*Requirement:*
Go through the entries below and retype them exactly, omitting each picture.

Collected data:
● ● ●

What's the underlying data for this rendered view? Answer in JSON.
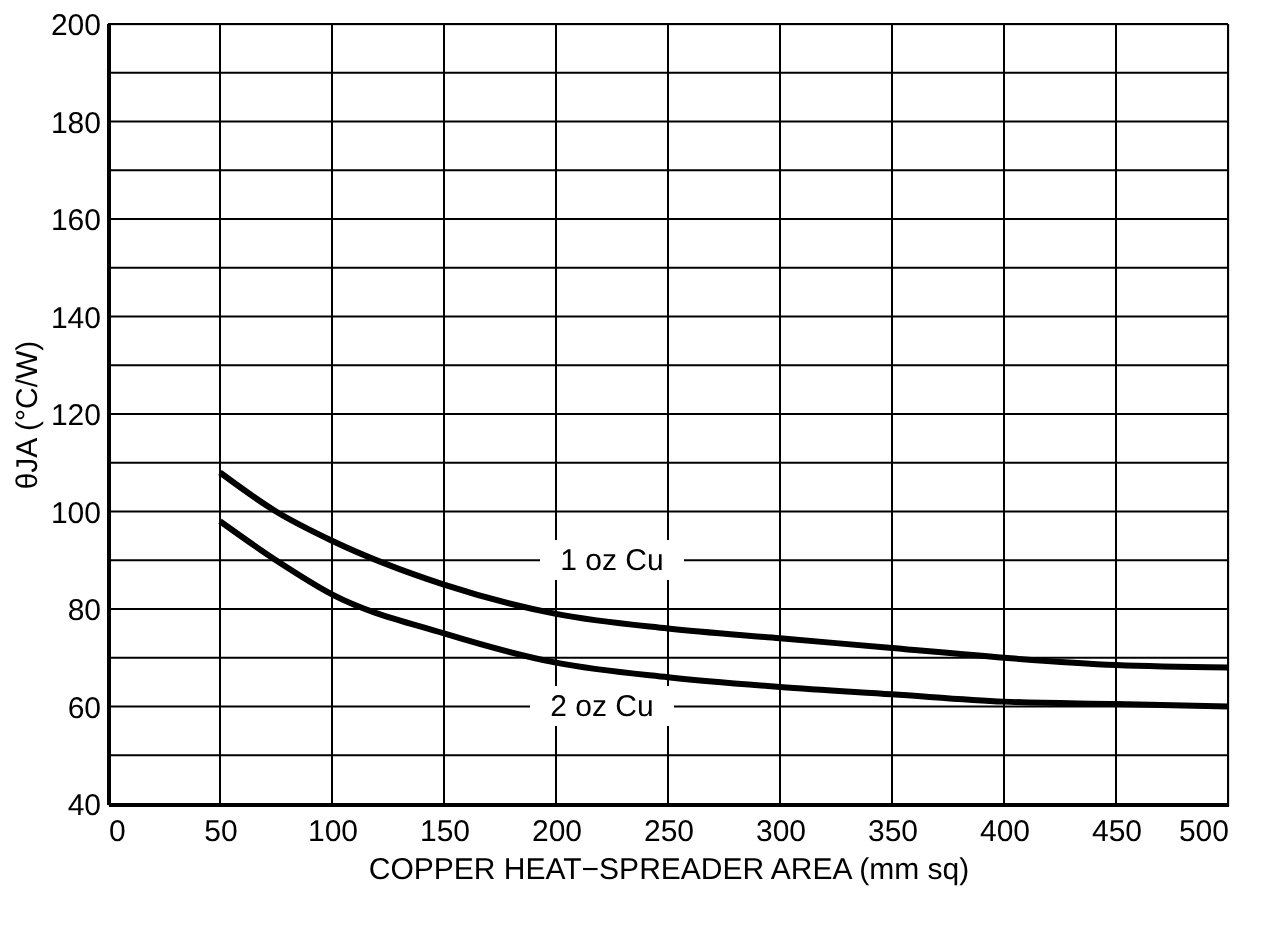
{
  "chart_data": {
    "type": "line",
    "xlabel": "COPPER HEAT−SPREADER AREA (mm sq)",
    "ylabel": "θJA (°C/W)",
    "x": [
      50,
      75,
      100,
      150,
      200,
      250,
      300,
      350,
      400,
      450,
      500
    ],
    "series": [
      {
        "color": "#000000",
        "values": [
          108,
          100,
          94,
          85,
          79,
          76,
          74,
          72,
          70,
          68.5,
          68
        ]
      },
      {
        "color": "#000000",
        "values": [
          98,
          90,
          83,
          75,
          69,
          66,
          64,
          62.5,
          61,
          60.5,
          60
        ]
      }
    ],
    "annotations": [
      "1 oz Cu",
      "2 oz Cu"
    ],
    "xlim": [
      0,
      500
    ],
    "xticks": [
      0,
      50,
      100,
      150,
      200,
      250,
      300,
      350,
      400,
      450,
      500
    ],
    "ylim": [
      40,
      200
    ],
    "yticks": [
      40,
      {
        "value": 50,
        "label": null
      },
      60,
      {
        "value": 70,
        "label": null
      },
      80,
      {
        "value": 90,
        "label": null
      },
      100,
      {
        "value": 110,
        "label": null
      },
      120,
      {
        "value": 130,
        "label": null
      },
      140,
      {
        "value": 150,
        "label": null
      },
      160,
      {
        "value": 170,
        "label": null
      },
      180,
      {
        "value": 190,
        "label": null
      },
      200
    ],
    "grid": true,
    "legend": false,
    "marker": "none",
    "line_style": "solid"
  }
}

● ● ●

*Solution:*
What's the underlying data for this rendered view? Answer in JSON.
{
  "chart_data": {
    "type": "line",
    "xlabel": "COPPER HEAT−SPREADER AREA (mm sq)",
    "ylabel": "θJA (°C/W)",
    "x": [
      50,
      75,
      100,
      150,
      200,
      250,
      300,
      350,
      400,
      450,
      500
    ],
    "series": [
      {
        "color": "#000000",
        "values": [
          108,
          100,
          94,
          85,
          79,
          76,
          74,
          72,
          70,
          68.5,
          68
        ]
      },
      {
        "color": "#000000",
        "values": [
          98,
          90,
          83,
          75,
          69,
          66,
          64,
          62.5,
          61,
          60.5,
          60
        ]
      }
    ],
    "annotations": [
      "1 oz Cu",
      "2 oz Cu"
    ],
    "xlim": [
      0,
      500
    ],
    "xticks": [
      0,
      50,
      100,
      150,
      200,
      250,
      300,
      350,
      400,
      450,
      500
    ],
    "ylim": [
      40,
      200
    ],
    "yticks": [
      40,
      {
        "value": 50,
        "label": null
      },
      60,
      {
        "value": 70,
        "label": null
      },
      80,
      {
        "value": 90,
        "label": null
      },
      100,
      {
        "value": 110,
        "label": null
      },
      120,
      {
        "value": 130,
        "label": null
      },
      140,
      {
        "value": 150,
        "label": null
      },
      160,
      {
        "value": 170,
        "label": null
      },
      180,
      {
        "value": 190,
        "label": null
      },
      200
    ],
    "grid": true,
    "legend": false,
    "marker": "none",
    "line_style": "solid"
  }
}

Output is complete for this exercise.